[BEGIN RECORDS SUPPLIED]

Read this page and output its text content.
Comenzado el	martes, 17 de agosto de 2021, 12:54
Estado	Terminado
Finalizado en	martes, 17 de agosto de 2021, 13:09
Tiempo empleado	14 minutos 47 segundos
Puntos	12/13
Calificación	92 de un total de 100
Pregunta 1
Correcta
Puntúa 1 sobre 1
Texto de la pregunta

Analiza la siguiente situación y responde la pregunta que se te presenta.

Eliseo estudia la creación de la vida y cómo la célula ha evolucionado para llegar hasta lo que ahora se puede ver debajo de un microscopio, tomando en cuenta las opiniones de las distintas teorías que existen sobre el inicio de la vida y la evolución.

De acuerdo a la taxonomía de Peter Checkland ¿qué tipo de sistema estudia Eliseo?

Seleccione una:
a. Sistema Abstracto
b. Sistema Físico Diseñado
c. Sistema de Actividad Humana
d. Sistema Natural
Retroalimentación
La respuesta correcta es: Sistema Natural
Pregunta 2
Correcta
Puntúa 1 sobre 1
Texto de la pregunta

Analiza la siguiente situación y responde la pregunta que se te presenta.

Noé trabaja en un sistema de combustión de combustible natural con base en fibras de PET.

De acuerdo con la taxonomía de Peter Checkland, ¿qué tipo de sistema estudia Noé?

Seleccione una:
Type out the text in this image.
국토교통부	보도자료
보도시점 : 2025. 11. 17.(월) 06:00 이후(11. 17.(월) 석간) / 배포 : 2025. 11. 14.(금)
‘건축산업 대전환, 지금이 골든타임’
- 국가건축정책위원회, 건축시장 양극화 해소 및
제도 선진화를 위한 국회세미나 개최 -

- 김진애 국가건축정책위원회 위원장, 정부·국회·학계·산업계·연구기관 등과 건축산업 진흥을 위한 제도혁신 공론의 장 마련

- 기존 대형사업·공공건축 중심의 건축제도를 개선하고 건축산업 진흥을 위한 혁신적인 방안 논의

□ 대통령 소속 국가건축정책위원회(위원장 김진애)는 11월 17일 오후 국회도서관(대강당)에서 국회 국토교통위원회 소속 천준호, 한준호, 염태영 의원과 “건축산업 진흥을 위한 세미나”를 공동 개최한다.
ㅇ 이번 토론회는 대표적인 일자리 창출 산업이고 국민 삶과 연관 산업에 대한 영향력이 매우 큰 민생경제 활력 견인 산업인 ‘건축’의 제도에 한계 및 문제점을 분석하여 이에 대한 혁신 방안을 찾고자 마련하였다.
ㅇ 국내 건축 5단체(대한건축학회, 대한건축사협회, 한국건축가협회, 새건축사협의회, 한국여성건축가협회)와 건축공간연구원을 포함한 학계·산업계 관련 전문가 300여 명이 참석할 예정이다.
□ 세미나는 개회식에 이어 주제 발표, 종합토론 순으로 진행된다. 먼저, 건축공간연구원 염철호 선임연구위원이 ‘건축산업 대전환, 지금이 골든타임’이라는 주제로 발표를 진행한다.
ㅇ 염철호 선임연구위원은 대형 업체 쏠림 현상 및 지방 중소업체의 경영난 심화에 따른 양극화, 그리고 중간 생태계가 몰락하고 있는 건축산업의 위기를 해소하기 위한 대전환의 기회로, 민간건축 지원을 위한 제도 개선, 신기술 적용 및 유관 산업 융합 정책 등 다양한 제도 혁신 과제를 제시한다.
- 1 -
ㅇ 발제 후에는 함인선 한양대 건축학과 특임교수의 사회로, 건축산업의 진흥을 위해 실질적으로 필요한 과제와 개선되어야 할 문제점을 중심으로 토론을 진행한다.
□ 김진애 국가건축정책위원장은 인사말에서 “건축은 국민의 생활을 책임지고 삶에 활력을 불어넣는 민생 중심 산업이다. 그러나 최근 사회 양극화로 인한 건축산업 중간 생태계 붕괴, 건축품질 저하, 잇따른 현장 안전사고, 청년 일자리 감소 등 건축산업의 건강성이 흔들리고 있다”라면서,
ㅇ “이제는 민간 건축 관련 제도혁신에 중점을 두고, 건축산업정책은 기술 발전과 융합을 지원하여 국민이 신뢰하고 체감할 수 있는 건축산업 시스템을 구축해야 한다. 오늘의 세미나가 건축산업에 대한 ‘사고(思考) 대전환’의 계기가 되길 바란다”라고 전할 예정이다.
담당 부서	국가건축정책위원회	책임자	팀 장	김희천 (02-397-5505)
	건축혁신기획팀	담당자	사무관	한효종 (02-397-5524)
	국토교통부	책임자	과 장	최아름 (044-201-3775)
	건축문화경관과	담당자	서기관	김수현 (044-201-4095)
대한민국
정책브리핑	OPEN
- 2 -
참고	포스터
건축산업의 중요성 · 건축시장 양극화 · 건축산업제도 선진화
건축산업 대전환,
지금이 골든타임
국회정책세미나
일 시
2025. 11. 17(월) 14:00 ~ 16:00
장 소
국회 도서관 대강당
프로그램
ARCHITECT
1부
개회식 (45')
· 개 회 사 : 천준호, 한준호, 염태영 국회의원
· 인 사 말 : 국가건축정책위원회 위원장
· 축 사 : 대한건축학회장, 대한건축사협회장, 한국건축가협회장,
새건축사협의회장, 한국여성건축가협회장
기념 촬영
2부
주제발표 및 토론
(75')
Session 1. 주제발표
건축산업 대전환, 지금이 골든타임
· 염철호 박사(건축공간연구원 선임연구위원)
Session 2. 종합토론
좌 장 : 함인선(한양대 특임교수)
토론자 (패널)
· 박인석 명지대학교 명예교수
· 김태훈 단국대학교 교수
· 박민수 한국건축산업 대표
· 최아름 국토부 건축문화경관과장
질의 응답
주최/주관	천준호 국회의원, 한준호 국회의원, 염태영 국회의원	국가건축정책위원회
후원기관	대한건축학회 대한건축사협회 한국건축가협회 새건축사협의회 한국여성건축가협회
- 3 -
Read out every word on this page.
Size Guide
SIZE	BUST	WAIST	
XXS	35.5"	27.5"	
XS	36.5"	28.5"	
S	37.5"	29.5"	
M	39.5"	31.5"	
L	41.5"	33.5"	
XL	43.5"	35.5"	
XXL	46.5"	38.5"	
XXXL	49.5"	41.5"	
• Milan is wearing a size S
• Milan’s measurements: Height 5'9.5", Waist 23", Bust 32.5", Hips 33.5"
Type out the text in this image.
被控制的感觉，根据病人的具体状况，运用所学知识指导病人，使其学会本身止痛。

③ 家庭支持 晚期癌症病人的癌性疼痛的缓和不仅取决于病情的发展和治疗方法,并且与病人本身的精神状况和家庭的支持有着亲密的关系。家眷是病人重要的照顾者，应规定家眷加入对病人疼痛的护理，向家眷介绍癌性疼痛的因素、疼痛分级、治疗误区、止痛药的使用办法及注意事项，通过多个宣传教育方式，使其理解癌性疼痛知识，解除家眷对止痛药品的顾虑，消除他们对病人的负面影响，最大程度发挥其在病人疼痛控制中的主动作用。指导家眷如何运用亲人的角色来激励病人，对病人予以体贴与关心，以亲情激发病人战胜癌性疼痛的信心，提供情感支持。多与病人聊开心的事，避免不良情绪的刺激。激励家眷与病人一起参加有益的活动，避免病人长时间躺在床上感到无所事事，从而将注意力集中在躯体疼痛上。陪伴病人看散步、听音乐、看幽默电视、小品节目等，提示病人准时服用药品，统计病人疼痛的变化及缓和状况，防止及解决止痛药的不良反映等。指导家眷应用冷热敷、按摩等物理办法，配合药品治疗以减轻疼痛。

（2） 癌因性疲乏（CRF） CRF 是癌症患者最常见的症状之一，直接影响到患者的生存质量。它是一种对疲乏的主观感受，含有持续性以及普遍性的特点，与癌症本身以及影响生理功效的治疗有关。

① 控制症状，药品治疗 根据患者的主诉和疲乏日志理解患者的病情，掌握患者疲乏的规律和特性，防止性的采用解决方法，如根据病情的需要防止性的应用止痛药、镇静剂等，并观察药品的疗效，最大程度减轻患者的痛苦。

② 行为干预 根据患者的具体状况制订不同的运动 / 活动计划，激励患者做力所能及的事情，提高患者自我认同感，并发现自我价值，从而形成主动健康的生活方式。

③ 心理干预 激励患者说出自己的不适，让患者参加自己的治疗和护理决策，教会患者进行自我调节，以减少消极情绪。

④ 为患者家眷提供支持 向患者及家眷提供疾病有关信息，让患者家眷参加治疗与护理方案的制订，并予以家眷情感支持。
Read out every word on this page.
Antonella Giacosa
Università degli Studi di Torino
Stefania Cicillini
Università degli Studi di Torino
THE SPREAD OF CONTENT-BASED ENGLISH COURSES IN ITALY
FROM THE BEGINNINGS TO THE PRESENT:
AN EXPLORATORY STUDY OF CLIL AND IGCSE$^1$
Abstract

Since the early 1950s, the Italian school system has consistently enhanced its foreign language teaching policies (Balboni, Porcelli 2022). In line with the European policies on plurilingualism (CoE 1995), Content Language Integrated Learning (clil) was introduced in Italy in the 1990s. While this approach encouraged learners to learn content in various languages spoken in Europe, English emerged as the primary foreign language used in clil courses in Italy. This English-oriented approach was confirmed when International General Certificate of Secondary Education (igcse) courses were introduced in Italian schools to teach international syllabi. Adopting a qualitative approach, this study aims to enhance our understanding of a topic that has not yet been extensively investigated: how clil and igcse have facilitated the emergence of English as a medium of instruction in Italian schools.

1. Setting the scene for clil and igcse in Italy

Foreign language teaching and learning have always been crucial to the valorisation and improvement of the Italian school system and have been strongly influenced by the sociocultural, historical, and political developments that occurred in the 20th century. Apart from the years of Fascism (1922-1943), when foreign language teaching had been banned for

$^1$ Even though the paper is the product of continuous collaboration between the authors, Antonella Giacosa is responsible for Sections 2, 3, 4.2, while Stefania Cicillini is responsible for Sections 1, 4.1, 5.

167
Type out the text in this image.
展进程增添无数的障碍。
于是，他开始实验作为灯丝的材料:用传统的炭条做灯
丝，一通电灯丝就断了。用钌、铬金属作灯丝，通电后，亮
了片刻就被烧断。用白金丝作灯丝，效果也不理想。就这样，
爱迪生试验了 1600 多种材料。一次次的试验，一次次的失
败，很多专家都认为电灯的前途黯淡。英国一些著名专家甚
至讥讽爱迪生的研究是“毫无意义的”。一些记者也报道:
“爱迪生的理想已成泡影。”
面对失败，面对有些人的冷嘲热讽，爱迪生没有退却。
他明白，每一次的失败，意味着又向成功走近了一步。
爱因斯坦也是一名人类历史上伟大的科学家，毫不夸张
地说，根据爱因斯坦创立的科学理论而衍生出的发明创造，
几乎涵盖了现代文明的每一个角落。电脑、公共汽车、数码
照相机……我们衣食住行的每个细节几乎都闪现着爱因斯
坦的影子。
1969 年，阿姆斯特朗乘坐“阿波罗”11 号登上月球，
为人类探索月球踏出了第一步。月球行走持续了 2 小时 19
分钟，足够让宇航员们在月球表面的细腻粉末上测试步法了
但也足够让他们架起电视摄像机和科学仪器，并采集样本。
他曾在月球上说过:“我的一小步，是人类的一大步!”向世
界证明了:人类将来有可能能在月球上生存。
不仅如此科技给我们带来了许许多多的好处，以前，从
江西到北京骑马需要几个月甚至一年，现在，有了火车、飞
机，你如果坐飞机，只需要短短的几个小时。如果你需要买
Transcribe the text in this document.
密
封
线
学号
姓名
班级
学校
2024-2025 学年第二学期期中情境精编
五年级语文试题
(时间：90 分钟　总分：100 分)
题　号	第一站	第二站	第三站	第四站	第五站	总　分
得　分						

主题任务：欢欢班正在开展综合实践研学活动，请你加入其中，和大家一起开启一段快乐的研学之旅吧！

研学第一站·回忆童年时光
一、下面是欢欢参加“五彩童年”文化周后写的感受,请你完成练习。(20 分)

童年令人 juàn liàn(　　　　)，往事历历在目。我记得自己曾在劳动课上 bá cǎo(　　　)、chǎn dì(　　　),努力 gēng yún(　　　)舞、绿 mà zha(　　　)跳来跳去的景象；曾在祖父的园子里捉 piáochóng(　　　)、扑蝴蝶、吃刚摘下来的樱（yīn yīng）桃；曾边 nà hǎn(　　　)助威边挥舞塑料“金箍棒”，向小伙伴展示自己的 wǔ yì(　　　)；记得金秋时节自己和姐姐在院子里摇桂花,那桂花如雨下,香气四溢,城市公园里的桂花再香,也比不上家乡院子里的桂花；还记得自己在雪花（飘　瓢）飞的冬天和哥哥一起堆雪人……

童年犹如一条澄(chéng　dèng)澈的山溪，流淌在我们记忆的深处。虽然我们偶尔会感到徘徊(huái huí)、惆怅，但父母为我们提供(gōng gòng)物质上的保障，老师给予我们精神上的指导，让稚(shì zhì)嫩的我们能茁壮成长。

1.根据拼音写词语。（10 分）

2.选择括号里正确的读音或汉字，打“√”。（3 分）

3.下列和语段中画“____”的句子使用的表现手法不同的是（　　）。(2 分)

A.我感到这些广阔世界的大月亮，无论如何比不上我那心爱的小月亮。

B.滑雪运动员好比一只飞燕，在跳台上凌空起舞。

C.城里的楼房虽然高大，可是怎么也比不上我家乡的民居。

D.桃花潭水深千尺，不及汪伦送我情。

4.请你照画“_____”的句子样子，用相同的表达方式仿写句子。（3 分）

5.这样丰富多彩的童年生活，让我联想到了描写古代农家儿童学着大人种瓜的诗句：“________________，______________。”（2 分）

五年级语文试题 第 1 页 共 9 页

[END RECORDS SUPPLIED]

» **PROBLEM DESCRIPTION**
Check each line of the data above for the word "예정이다" and say how many lines contain it, giving nothing besides the number.

» **FULL ANSWER**
2